"""
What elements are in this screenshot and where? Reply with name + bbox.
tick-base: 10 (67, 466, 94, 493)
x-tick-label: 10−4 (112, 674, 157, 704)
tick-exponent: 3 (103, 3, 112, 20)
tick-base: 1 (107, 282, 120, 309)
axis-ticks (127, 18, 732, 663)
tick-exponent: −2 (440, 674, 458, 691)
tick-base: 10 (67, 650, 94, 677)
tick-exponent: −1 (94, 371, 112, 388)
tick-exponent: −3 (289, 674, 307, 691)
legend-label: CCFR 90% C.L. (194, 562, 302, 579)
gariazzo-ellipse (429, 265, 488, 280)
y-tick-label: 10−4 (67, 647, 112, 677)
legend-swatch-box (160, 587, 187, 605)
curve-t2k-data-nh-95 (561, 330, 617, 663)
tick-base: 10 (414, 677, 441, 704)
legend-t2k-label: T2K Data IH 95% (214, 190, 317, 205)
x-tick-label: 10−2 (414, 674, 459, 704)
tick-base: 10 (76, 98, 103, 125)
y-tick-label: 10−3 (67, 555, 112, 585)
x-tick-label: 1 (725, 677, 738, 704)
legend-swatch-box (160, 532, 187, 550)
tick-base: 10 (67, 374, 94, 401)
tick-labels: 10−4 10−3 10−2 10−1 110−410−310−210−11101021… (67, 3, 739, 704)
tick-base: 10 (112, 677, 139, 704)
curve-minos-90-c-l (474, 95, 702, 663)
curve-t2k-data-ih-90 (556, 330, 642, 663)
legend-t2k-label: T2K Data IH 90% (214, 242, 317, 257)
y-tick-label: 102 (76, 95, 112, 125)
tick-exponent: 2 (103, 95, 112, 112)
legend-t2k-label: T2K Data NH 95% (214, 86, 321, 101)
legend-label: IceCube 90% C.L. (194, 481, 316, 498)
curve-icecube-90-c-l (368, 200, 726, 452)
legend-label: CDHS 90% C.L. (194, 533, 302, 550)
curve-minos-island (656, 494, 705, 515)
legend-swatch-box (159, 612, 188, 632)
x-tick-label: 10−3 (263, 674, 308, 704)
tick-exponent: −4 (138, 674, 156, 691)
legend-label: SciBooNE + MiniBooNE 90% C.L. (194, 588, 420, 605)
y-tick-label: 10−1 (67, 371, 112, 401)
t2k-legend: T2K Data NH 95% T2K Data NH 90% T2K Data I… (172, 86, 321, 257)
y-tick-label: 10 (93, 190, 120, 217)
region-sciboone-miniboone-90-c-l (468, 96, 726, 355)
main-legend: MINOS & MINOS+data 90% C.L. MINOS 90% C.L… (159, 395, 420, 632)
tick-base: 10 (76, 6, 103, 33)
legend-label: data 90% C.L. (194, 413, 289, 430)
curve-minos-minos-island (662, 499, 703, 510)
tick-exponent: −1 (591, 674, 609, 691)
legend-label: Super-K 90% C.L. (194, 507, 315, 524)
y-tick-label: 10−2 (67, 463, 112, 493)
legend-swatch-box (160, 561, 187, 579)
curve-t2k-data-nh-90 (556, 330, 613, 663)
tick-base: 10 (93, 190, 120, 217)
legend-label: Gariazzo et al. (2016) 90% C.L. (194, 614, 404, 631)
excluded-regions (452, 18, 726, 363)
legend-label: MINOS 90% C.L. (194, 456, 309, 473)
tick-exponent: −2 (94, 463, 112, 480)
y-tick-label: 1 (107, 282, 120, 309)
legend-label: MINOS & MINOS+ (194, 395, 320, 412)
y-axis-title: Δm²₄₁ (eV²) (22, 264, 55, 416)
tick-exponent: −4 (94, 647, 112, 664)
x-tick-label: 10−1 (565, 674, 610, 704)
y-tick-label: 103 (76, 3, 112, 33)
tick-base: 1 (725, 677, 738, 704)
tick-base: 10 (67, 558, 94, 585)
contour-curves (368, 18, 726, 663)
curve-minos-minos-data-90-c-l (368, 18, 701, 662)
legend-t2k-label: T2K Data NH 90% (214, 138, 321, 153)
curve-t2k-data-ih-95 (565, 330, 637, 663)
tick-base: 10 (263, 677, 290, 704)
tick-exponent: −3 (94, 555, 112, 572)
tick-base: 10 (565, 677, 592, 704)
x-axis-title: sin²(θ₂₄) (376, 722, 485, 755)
"""
Directive =
Switch each "x-tick-label" to "x-axis-tick" in the stretch from the start of the data through the line containing "legend-swatch-box (160, 532, 187, 550)", and reproduce only those lines with nothing else altered.

Output for this task =
What elements are in this screenshot and where? Reply with name + bbox.
tick-base: 10 (67, 466, 94, 493)
x-axis-tick: 10−4 (112, 674, 157, 704)
tick-exponent: 3 (103, 3, 112, 20)
tick-base: 1 (107, 282, 120, 309)
axis-ticks (127, 18, 732, 663)
tick-exponent: −2 (440, 674, 458, 691)
tick-base: 10 (67, 650, 94, 677)
tick-exponent: −1 (94, 371, 112, 388)
tick-exponent: −3 (289, 674, 307, 691)
legend-label: CCFR 90% C.L. (194, 562, 302, 579)
gariazzo-ellipse (429, 265, 488, 280)
y-tick-label: 10−4 (67, 647, 112, 677)
legend-swatch-box (160, 587, 187, 605)
curve-t2k-data-nh-95 (561, 330, 617, 663)
tick-base: 10 (414, 677, 441, 704)
legend-t2k-label: T2K Data IH 95% (214, 190, 317, 205)
x-axis-tick: 10−2 (414, 674, 459, 704)
tick-base: 10 (76, 98, 103, 125)
y-tick-label: 10−3 (67, 555, 112, 585)
x-axis-tick: 1 (725, 677, 738, 704)
legend-swatch-box (160, 532, 187, 550)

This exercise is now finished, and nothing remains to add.